Records about charts and figures
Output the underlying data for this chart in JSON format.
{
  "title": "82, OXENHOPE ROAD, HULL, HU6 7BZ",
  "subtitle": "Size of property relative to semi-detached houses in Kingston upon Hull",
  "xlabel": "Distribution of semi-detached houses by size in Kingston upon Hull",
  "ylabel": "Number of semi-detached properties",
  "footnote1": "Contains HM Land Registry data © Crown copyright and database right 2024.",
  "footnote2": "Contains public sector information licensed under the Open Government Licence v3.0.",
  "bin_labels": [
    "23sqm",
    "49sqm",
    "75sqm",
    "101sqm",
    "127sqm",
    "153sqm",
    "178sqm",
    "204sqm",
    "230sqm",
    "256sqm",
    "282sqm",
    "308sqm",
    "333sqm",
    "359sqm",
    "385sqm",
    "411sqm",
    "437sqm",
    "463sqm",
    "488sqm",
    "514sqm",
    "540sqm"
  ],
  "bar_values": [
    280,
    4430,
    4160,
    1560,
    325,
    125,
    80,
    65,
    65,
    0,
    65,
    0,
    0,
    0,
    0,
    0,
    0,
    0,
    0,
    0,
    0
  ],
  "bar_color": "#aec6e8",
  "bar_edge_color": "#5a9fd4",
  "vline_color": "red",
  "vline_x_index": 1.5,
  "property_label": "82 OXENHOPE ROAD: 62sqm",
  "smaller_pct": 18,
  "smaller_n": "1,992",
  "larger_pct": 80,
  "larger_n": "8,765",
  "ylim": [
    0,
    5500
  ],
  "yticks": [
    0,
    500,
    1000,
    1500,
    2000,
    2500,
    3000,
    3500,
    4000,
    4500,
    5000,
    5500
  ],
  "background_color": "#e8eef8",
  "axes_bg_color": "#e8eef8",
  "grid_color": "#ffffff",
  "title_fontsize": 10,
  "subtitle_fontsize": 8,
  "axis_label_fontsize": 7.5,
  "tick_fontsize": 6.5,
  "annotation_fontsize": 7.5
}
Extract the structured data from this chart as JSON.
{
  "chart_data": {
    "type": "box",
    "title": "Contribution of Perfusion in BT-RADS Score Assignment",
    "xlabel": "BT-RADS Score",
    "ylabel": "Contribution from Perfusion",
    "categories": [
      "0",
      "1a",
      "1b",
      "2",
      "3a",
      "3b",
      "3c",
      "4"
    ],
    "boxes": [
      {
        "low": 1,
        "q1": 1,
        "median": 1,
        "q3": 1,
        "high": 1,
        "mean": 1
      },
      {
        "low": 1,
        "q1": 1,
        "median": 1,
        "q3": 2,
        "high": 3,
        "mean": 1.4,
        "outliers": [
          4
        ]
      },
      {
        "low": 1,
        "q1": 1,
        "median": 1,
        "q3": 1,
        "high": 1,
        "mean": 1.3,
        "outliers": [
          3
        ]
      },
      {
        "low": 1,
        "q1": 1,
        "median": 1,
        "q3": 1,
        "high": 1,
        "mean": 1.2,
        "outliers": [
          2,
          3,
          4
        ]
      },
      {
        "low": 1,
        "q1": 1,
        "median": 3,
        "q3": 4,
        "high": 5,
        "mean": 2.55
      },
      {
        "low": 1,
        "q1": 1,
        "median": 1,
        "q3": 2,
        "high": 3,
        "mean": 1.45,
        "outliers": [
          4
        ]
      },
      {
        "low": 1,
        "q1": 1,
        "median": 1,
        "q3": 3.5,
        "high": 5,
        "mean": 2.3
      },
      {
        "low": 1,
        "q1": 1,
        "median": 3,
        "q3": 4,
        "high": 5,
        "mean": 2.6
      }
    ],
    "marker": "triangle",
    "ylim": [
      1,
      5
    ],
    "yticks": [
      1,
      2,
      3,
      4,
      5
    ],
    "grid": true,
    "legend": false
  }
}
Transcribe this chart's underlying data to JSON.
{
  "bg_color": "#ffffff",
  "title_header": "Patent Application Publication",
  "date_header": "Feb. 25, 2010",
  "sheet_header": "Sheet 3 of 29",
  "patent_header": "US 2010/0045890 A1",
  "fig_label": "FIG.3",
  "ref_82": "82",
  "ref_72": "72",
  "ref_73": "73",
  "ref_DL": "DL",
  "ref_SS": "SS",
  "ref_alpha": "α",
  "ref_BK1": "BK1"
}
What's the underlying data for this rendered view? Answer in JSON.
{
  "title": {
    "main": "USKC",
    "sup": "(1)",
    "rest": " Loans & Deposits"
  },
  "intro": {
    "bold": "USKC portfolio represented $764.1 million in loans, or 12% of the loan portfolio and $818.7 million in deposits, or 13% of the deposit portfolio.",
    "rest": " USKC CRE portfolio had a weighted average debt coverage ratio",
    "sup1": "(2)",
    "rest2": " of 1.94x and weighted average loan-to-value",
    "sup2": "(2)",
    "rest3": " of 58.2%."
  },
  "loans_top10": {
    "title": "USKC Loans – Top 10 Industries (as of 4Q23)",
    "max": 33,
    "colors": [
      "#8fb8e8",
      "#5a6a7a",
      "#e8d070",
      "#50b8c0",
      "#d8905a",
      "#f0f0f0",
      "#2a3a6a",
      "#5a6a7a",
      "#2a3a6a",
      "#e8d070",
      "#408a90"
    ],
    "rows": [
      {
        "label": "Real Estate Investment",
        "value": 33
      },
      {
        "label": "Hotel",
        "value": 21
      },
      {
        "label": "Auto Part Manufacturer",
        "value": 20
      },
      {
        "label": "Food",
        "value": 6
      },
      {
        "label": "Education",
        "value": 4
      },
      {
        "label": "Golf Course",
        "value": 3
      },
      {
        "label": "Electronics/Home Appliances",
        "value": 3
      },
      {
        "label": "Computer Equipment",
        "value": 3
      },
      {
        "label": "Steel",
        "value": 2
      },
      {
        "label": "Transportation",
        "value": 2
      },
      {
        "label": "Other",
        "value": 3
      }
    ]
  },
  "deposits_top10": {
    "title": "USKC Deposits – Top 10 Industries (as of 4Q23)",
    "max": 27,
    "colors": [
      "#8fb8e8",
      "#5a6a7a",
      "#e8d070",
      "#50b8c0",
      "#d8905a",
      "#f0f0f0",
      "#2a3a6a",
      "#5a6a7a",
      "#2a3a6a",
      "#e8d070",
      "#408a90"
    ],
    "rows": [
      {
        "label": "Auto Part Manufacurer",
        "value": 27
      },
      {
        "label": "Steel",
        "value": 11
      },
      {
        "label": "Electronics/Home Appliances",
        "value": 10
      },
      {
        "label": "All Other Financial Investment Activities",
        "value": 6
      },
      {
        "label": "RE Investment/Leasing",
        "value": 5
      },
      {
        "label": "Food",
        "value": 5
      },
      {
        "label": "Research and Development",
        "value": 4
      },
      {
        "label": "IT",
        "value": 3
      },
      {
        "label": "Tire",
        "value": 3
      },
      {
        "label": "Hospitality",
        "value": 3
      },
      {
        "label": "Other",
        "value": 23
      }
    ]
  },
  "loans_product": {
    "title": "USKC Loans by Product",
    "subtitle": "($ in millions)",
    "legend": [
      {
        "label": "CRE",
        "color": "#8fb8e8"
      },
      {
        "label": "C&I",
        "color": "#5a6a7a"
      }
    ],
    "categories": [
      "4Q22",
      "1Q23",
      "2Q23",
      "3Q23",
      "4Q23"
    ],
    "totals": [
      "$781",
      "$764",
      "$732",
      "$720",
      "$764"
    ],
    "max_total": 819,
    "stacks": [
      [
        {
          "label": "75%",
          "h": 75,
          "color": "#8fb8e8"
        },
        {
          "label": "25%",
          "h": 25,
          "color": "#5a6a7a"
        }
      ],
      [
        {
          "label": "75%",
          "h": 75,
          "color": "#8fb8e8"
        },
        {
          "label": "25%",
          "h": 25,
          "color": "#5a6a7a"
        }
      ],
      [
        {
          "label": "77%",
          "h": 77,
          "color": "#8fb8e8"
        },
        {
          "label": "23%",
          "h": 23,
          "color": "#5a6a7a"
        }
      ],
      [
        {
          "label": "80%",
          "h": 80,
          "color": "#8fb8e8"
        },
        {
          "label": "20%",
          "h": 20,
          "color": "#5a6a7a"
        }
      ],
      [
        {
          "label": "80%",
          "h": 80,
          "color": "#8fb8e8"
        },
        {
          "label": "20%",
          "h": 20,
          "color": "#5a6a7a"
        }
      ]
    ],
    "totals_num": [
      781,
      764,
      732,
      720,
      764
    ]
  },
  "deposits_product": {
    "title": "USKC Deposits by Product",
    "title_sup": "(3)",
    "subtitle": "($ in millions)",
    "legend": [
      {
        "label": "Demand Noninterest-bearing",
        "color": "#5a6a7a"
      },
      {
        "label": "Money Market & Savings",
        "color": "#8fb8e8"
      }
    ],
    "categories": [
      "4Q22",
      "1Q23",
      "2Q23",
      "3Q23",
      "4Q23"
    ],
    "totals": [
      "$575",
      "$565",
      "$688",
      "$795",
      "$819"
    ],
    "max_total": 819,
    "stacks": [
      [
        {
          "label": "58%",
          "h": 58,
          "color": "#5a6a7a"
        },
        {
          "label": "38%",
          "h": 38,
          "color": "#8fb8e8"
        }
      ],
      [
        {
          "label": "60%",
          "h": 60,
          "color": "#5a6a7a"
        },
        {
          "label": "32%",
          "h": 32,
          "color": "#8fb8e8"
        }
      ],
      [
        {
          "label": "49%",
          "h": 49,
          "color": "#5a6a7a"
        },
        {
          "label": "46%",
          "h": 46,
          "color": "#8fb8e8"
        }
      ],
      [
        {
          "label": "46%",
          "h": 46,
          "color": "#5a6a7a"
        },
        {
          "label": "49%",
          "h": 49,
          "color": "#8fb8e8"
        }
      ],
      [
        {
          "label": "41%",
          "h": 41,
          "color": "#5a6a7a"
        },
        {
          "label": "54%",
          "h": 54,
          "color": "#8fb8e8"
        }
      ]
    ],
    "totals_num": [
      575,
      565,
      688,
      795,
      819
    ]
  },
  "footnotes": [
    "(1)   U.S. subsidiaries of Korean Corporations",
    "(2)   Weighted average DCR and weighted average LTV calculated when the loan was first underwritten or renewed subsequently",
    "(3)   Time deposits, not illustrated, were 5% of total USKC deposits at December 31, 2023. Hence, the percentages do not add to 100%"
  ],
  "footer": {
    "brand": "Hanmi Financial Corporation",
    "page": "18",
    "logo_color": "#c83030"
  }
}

Your goal => Looking at the material above, count the lines that hold "ylabel" and give the total alone.

Solution to this task => 2